▶ WHAT THIS TASK INVOLVES
Can you pick up the text about the Cheakamus River spill below and resume it from the point where it stops?

Most of the fish died because their gills were burned so badly that they couldn’t get enough oxygen to breathe, Klassen said.
Near the hatchery, the Cheakamus River moves swiftly, flowing into the Squamish River before entering Howe Sound. The river is a major run for spawning steelhead, coho, chinook and pink salmon and a home to many other fish species and aquatic insects.
More than 90 percent of all fish in the river at the time of the Aug. 5 spill were killed, Klassen said, but a majority of the adult salmon and steelhead already had finished running upriver. Outmigrating smolt and steelhead suffered most of the damage.
"The main river channel was hit hardest," Klassen said. "There are still a lot of smolt coming out of the side channels so it wasn’t a total loss, but we won’t see the real damage until the returning runs start coming back."
Those runs will return in a couple of years. However, steelhead stocks were already in poor shape because of habitat problems including flooding, silting and decreased water flow. Most of these factors are the results of logging, hydro development, urbanization and flood control.
CN, founded in 1919, is one of the largest rail companies in Canada. The American-run railway specializes in shipping raw resources such as forest products, coal, metal and minerals, fertilizers, petroleum, chemicals and grain throughout Canada.
CN has a five-year average of 64 derailments per year. This number has begun to climb in the past few years, with 72 detrailments reported this year so far. Teamsters Canada Rail Conference, a union representing more than 3,500 CN maintenance workers, is urging the Canadian government to investigate the increased number of derailments.
Two days before the Cheakamus spill, a CN train derailed, dumping 43 cars and more than 300,000 gallons of bunker fuel oil onto the shores of Alberta’s Wabamun Lake, a major recreation sight and home to more than 500 permanent residents.
Graham Dallas, a spokesman for CN, said the reasons for these two derailments are unknown.
"August was a bad month," Dallas said. "Fortunately, we don’t see any common link between the accidents. Sometimes these things just happen."

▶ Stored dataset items
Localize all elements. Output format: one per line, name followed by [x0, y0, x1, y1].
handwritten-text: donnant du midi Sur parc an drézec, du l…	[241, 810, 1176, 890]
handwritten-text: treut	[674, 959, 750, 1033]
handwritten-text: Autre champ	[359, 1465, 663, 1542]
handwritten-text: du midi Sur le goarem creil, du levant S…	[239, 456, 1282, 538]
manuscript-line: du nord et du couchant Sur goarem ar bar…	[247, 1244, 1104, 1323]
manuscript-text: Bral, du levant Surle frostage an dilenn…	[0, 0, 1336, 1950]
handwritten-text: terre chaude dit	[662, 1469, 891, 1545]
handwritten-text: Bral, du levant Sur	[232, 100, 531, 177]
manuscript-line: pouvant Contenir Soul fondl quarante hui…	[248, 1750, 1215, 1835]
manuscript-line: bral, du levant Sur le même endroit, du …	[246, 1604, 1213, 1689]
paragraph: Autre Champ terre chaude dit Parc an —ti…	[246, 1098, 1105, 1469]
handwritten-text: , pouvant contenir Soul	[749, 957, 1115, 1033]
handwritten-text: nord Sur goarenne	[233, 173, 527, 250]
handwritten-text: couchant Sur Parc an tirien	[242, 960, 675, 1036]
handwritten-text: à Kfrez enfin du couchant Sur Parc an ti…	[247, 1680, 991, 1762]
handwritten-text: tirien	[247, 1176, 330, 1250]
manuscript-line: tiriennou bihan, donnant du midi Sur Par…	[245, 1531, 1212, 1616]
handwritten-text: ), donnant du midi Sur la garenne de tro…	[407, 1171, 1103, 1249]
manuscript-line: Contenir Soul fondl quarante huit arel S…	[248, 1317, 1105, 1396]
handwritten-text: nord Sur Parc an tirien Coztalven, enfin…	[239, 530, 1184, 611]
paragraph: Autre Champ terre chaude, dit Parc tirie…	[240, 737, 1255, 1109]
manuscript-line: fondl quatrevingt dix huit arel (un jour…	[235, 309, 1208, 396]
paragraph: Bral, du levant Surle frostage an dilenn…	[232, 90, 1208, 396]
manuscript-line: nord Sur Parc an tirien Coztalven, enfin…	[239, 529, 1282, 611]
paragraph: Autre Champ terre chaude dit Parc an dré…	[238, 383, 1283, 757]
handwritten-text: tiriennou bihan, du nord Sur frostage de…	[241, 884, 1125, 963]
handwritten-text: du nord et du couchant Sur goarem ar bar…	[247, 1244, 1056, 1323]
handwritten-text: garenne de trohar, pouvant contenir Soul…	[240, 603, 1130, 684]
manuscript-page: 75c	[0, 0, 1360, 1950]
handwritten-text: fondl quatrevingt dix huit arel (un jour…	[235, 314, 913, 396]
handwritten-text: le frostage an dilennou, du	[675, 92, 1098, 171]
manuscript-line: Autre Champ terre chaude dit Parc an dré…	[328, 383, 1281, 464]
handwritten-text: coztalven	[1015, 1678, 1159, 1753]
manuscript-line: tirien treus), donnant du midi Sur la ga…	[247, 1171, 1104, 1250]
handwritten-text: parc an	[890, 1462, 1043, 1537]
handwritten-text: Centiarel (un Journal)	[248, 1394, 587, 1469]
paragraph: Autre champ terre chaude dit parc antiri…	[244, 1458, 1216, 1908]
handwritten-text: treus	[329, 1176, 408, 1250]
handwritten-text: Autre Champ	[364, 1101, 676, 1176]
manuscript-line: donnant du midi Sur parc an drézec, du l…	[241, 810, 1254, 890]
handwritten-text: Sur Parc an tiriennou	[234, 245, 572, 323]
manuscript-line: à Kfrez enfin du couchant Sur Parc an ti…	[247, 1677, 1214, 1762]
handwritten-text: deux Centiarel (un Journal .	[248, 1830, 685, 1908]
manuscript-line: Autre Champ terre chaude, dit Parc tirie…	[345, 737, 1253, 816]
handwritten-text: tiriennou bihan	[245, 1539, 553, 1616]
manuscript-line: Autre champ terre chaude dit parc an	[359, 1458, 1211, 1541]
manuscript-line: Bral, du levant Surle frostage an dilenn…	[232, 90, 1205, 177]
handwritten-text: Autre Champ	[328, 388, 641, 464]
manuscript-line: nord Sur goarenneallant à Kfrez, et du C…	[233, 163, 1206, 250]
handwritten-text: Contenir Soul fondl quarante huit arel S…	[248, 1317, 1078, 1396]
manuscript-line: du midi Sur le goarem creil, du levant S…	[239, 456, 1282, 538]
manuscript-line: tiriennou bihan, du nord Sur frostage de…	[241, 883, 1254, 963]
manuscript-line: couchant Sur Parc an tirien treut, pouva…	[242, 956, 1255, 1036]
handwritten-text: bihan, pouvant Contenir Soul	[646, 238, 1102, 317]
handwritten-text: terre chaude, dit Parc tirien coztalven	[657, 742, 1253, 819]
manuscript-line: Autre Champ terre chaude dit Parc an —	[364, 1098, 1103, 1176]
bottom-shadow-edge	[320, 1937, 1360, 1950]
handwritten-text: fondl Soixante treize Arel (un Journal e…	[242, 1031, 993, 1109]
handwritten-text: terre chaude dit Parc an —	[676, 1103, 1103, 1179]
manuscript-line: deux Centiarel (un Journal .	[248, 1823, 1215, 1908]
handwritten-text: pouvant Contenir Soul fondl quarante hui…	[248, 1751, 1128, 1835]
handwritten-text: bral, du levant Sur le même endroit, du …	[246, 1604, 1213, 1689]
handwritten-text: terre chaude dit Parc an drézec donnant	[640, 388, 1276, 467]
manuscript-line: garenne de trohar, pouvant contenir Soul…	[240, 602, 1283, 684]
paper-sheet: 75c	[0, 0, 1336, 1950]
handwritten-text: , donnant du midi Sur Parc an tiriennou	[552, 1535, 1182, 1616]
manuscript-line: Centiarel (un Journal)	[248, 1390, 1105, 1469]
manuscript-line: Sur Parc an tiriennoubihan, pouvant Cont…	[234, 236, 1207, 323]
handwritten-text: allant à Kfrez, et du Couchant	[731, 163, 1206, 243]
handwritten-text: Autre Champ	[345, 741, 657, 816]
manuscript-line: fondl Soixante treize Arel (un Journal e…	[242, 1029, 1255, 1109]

▶ RESULT OF THE TASK
In response to the recent derailments, the Canadian government’s Transportation Safety Board has an ongoing investigation focusing on the operation of the train and its interaction with the track. The investigation is slated to take six months to a year.
After the derailment, the Tenderfoot hatchery received $80,000 to cover the immediate costs. Klassen said hatchery officials are putting together estimates and hope to receive more from CN in the future. CN has agreed to work with the Department of Fisheries and Oceans to continue to restore salmon stocks the Cheakamus.
CN has claimed full responsibility for the spills and plans to remain an active member in the remediations. The CN chief executive, E. Hunter Harrison, has issued a blanket apology for any environmental damage and community disruptions CN might have caused and vows to cooperate as investigations continue.
Aside from being angry about the situation, many locals are just confused.
Squamish resident Harry Lemke has been fishing the Cheakamus for the past 15 years. When fishing reopened on Oct. 1, Lemke was back on the river, but he said it hasn’t been the same.
"All the fish are dead. All the dollies. All the rainbows. All the fish and all the food the fish were eating are dead," Lemke said as he cast his fishing line again and again into an empty river pool. "I normally would have caught a few dollies by now, but there’s nothing here."